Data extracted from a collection
## START
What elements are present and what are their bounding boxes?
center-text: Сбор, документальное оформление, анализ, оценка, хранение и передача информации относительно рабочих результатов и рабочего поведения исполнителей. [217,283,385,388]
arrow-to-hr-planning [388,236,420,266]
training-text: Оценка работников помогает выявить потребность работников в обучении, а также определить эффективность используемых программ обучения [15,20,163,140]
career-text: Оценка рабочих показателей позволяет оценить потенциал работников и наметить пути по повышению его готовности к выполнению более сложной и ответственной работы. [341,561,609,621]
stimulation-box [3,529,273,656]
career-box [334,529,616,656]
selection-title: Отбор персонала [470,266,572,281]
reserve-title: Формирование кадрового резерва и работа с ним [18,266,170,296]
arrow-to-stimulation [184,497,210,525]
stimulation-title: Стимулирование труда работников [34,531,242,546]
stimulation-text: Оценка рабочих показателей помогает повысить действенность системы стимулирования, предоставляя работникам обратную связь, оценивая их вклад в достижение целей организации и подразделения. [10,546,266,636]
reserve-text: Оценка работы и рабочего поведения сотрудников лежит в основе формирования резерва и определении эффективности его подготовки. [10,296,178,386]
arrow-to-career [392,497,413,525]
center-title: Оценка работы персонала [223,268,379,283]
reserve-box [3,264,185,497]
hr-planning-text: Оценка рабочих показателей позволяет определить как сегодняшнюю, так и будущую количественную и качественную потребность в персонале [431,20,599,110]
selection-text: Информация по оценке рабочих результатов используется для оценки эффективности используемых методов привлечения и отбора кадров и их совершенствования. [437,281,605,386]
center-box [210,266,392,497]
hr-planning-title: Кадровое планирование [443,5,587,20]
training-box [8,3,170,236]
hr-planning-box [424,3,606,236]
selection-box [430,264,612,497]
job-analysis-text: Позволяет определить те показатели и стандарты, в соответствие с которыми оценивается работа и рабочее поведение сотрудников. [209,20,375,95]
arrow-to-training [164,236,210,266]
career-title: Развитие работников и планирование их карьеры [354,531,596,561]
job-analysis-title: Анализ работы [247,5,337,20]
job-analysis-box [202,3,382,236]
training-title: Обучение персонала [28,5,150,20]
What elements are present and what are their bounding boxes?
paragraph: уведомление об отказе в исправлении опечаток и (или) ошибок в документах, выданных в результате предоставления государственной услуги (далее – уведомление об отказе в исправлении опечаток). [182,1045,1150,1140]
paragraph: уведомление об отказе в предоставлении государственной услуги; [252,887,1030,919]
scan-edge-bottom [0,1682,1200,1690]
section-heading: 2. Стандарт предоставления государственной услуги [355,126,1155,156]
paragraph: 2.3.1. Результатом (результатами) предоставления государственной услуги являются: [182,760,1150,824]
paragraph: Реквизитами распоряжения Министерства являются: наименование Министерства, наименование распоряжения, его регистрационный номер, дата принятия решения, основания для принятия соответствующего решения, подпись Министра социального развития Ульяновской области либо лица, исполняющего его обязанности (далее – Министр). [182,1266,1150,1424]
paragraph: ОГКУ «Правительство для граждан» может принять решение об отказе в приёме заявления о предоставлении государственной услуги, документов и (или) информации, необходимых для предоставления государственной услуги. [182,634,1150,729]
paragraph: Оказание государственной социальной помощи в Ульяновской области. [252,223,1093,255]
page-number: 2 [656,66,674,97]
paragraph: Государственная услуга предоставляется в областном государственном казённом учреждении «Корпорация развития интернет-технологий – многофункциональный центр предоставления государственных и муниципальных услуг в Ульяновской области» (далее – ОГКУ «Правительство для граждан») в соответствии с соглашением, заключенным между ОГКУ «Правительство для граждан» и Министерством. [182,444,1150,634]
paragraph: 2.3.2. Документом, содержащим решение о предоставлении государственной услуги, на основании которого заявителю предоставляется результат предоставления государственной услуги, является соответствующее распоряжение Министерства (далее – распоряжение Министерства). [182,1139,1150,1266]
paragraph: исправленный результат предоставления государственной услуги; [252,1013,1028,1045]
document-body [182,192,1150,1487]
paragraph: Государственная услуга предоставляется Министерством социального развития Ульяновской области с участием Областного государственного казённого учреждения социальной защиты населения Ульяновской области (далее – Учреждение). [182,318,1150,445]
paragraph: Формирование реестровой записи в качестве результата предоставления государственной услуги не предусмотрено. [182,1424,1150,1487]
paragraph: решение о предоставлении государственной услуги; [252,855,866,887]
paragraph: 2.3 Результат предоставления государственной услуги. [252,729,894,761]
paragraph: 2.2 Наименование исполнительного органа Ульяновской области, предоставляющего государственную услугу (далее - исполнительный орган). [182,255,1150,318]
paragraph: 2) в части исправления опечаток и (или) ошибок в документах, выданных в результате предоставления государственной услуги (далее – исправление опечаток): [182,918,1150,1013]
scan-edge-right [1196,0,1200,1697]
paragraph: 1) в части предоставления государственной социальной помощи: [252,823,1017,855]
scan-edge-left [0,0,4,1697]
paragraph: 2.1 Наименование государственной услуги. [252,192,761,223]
## END
Return every line above that contains the string "analysis". Case counts.

* _The response_
job-analysis-text: Позволяет определить те показатели и стандарты, в соответствие с которыми оценивается работа и рабочее поведение сотрудников. [209,20,375,95]
job-analysis-title: Анализ работы [247,5,337,20]
job-analysis-box [202,3,382,236]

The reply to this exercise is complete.